START

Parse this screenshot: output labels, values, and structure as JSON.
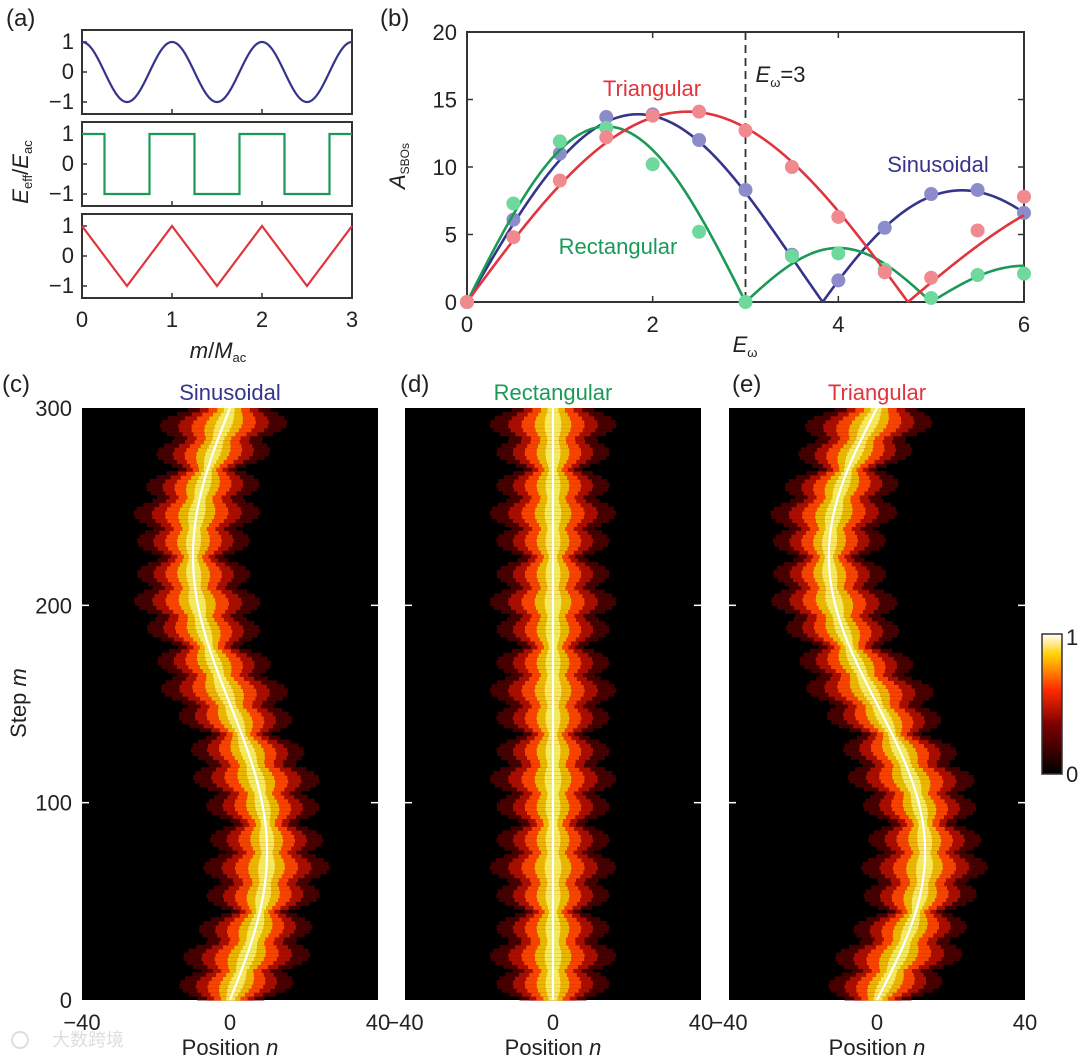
{
  "panel_labels": {
    "a": "(a)",
    "b": "(b)",
    "c": "(c)",
    "d": "(d)",
    "e": "(e)"
  },
  "colors": {
    "sinusoidal": "#34348c",
    "rectangular": "#1a9a56",
    "triangular": "#e0353d",
    "sinusoidal_marker": "#8c8ccc",
    "rectangular_marker": "#6fd89c",
    "triangular_marker": "#f08a8e"
  },
  "chart_data": [
    {
      "id": "a",
      "type": "line",
      "ylabel_parts": {
        "num": "E",
        "num_sub": "eff",
        "slash": "/",
        "den": "E",
        "den_sub": "ac"
      },
      "xlabel_parts": {
        "num": "m",
        "slash": "/",
        "den": "M",
        "den_sub": "ac"
      },
      "xlim": [
        0,
        3
      ],
      "x_ticks": [
        "0",
        "1",
        "2",
        "3"
      ],
      "subplots": [
        {
          "name": "sinusoidal",
          "function": "cos(2*pi*x)",
          "ylim": [
            -1.4,
            1.4
          ],
          "y_ticks": [
            "1",
            "0",
            "−1"
          ]
        },
        {
          "name": "rectangular",
          "function": "sign(cos(2*pi*x))",
          "ylim": [
            -1.4,
            1.4
          ],
          "y_ticks": [
            "1",
            "0",
            "−1"
          ]
        },
        {
          "name": "triangular",
          "function": "triangle wave, peak 1 at integer x, trough -1 at half-integer x",
          "ylim": [
            -1.4,
            1.4
          ],
          "y_ticks": [
            "1",
            "0",
            "−1"
          ]
        }
      ]
    },
    {
      "id": "b",
      "type": "line+scatter",
      "xlabel": "E",
      "xlabel_sub": "ω",
      "ylabel": "A",
      "ylabel_sub": "SBOs",
      "xlim": [
        0,
        6
      ],
      "ylim": [
        0,
        20
      ],
      "x_ticks": [
        "0",
        "2",
        "4",
        "6"
      ],
      "y_ticks": [
        "0",
        "5",
        "10",
        "15",
        "20"
      ],
      "annotation": {
        "text_main": "E",
        "text_sub": "ω",
        "text_tail": "=3",
        "x": 3
      },
      "series": [
        {
          "name": "Sinusoidal",
          "x": [
            0,
            0.5,
            1,
            1.5,
            2,
            2.5,
            3,
            3.5,
            4,
            4.5,
            5,
            5.5,
            6
          ],
          "values": [
            0,
            6.1,
            11.0,
            13.7,
            13.9,
            12.0,
            8.3,
            3.5,
            1.6,
            5.5,
            8.0,
            8.3,
            6.6
          ]
        },
        {
          "name": "Rectangular",
          "x": [
            0,
            0.5,
            1,
            1.5,
            2,
            2.5,
            3,
            3.5,
            4,
            4.5,
            5,
            5.5,
            6
          ],
          "values": [
            0,
            7.3,
            11.9,
            12.9,
            10.2,
            5.2,
            0,
            3.4,
            3.6,
            2.4,
            0.3,
            2.0,
            2.1
          ]
        },
        {
          "name": "Triangular",
          "x": [
            0,
            0.5,
            1,
            1.5,
            2,
            2.5,
            3,
            3.5,
            4,
            4.5,
            5,
            5.5,
            6
          ],
          "values": [
            0,
            4.8,
            9.0,
            12.2,
            13.8,
            14.1,
            12.7,
            10.0,
            6.3,
            2.2,
            1.8,
            5.3,
            7.8
          ]
        }
      ]
    },
    {
      "id": "c",
      "type": "heatmap",
      "title": "Sinusoidal",
      "title_color_key": "sinusoidal",
      "xlabel": "Position ",
      "xlabel_italic": "n",
      "ylabel": "Step ",
      "ylabel_italic": "m",
      "xlim": [
        -40,
        40
      ],
      "ylim": [
        0,
        300
      ],
      "x_ticks": [
        "−40",
        "0",
        "40"
      ],
      "y_ticks": [
        "0",
        "100",
        "200",
        "300"
      ],
      "trajectory": "x = 10*sin(2*pi*m/300)",
      "amplitude": 10,
      "mode": "sin"
    },
    {
      "id": "d",
      "type": "heatmap",
      "title": "Rectangular",
      "title_color_key": "rectangular",
      "xlabel": "Position ",
      "xlabel_italic": "n",
      "xlim": [
        -40,
        40
      ],
      "ylim": [
        0,
        300
      ],
      "x_ticks": [
        "−40",
        "0",
        "40"
      ],
      "trajectory": "x = 0",
      "amplitude": 0,
      "mode": "flat"
    },
    {
      "id": "e",
      "type": "heatmap",
      "title": "Triangular",
      "title_color_key": "triangular",
      "xlabel": "Position ",
      "xlabel_italic": "n",
      "xlim": [
        -40,
        40
      ],
      "ylim": [
        0,
        300
      ],
      "x_ticks": [
        "−40",
        "0",
        "40"
      ],
      "trajectory": "x = 13*sin(2*pi*m/300)",
      "amplitude": 13,
      "mode": "sin"
    },
    {
      "id": "colorbar",
      "type": "colorbar",
      "range": [
        0,
        1
      ],
      "ticks": [
        "1",
        "0"
      ]
    }
  ],
  "watermark": "大数跨境"
}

END

* Your goal
Search the entries for the word "trajectory" and copy every line that has it.

* Complete response
      "trajectory": "x = 10*sin(2*pi*m/300)",
      "trajectory": "x = 0",
      "trajectory": "x = 13*sin(2*pi*m/300)",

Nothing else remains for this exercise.